PROBLEM STATEMENT
Return the records word for word, from the first line up to and including the line with "list-item: - Registar korisnika vizuelnog ideniteta".

####################

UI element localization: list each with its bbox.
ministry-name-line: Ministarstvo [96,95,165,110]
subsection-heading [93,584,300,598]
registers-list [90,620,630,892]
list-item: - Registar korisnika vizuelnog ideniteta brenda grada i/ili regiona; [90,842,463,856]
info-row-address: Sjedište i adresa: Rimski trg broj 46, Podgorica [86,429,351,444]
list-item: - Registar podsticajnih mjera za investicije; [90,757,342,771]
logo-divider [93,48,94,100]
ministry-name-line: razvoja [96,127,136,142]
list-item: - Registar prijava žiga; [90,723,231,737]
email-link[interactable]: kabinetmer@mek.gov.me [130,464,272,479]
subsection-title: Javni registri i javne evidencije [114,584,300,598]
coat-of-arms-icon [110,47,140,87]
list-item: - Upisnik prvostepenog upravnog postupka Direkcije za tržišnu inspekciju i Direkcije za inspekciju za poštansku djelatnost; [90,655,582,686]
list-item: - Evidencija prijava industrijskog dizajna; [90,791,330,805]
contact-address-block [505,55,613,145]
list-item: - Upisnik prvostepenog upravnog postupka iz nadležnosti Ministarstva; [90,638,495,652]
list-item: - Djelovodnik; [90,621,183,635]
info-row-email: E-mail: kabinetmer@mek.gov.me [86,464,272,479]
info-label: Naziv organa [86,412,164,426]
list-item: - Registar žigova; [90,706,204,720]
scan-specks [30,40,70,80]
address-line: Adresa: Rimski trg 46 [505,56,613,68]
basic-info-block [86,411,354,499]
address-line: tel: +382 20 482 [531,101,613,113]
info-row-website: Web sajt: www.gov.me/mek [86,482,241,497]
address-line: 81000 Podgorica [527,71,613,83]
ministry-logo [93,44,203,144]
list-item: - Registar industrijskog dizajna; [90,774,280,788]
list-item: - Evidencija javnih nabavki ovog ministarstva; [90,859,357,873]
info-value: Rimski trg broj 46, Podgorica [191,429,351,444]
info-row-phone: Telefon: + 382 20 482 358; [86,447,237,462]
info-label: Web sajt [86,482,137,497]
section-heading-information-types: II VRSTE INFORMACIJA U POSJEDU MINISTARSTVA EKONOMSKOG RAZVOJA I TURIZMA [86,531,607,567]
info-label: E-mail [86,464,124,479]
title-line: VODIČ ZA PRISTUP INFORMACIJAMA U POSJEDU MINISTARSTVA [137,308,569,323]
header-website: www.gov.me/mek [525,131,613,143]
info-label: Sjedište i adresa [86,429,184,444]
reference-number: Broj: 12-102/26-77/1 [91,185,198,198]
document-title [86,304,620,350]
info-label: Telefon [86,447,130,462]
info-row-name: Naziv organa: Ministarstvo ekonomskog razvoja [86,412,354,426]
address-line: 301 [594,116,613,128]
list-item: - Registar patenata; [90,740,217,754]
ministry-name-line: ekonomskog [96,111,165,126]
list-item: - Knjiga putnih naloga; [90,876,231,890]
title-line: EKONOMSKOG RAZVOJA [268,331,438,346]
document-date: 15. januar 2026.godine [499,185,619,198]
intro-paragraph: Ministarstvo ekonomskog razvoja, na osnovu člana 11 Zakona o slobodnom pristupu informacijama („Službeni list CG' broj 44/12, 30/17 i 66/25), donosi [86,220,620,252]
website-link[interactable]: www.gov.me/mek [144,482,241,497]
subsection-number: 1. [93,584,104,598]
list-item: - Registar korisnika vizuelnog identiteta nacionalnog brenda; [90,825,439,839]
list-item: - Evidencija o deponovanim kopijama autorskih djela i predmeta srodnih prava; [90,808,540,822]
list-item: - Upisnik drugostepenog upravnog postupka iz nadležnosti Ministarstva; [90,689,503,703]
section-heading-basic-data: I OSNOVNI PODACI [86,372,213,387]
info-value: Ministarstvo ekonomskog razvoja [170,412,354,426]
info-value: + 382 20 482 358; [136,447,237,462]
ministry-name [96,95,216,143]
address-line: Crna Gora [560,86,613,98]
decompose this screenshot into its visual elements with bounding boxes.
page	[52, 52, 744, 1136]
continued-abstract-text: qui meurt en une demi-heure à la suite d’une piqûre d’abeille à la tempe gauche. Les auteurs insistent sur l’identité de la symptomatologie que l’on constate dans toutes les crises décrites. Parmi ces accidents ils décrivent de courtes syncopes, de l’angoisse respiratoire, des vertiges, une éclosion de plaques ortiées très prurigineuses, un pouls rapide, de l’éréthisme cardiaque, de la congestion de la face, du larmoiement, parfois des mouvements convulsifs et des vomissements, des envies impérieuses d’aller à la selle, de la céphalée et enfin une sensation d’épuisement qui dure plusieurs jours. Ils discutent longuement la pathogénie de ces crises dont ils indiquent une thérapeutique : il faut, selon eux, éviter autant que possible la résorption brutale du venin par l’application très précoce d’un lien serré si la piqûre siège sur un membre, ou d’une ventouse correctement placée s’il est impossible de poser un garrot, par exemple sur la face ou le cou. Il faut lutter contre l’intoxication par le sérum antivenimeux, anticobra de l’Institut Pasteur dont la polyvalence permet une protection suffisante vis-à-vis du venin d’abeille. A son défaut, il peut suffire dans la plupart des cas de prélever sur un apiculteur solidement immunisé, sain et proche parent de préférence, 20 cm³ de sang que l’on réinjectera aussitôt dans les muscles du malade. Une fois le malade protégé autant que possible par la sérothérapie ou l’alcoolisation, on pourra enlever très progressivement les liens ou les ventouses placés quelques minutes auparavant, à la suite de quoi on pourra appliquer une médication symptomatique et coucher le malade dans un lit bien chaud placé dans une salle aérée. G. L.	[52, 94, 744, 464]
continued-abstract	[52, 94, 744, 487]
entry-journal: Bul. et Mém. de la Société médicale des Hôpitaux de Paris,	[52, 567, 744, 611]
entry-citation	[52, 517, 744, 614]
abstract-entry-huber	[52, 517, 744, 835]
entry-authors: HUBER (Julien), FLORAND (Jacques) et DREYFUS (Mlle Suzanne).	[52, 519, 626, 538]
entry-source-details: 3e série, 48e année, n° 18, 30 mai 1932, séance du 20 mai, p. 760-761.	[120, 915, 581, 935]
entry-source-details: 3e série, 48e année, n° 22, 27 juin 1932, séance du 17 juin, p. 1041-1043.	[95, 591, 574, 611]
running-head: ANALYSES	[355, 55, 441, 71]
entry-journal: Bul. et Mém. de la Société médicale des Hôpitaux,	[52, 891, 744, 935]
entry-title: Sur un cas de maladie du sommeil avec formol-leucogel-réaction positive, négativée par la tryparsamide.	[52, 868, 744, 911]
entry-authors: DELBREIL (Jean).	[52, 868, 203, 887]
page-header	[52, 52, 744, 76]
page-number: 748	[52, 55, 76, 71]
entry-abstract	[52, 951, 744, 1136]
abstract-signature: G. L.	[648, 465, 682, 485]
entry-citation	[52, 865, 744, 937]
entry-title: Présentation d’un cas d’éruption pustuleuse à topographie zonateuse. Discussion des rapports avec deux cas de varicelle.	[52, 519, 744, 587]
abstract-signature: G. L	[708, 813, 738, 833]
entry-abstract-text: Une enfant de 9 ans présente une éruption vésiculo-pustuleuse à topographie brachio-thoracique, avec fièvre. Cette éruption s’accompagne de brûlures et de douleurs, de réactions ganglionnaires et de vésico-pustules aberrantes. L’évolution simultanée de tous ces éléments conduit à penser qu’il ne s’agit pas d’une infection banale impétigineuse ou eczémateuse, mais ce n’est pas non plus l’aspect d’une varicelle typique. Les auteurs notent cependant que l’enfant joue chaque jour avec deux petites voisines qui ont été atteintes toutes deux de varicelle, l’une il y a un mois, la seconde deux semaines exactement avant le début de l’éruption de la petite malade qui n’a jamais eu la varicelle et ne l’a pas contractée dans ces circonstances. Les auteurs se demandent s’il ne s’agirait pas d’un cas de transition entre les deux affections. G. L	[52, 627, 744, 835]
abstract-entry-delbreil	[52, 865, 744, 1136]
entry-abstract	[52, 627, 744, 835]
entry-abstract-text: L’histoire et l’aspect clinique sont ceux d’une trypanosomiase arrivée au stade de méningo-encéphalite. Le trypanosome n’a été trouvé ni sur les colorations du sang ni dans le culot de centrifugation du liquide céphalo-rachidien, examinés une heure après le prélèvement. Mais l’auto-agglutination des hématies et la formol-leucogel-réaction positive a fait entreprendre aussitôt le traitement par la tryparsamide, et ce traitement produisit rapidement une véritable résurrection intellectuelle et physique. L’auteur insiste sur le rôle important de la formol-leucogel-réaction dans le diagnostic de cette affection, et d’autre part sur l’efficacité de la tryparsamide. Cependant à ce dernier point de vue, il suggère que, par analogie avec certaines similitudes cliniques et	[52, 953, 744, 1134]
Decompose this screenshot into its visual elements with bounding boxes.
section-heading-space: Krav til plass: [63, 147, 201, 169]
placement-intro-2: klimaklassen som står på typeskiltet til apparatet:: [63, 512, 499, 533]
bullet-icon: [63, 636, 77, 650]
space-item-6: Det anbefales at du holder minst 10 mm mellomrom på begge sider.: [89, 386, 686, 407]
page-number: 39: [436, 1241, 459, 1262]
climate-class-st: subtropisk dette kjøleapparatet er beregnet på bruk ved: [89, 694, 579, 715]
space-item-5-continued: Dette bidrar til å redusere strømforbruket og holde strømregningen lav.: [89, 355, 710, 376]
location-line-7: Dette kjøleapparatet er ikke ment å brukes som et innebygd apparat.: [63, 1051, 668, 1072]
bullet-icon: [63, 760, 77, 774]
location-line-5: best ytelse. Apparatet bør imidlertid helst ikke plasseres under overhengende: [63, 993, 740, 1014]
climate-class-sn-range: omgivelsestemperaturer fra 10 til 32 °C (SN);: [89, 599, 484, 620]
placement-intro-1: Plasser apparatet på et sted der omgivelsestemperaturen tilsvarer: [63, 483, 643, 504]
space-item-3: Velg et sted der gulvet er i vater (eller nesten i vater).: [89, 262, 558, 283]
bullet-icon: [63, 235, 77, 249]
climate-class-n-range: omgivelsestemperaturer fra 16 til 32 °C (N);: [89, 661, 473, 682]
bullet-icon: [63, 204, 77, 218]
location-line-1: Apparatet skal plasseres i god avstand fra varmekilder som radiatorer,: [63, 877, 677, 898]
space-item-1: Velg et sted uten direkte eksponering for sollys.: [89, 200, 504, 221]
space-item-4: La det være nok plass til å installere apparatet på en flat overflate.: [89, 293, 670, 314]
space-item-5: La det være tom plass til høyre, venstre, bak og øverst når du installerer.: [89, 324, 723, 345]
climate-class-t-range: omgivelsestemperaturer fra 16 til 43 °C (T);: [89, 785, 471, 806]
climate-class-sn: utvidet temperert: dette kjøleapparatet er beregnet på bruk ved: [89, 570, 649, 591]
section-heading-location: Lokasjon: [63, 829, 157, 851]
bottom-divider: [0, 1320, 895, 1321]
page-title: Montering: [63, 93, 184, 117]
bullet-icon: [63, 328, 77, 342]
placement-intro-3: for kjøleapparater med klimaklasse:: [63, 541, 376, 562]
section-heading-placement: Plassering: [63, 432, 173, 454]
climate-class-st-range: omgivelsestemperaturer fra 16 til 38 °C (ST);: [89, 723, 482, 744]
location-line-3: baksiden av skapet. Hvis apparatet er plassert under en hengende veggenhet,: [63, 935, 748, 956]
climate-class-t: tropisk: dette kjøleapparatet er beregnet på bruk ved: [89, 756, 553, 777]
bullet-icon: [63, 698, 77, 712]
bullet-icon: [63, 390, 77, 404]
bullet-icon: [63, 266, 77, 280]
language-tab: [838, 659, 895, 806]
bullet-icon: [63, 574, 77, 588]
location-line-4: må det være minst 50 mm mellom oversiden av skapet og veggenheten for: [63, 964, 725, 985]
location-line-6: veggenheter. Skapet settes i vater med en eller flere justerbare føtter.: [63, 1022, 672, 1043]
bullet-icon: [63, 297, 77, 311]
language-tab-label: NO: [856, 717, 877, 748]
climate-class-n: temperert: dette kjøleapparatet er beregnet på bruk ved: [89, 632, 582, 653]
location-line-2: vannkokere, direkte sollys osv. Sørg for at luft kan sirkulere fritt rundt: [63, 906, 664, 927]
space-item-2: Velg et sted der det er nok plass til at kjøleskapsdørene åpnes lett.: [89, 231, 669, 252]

####################

TASK SOLUTION
UI element localization: list each with its bbox.
ministry-name-line: Ministarstvo [96,95,165,110]
subsection-heading [93,584,300,598]
registers-list [90,620,630,892]
list-item: - Registar korisnika vizuelnog ideniteta brenda grada i/ili regiona; [90,842,463,856]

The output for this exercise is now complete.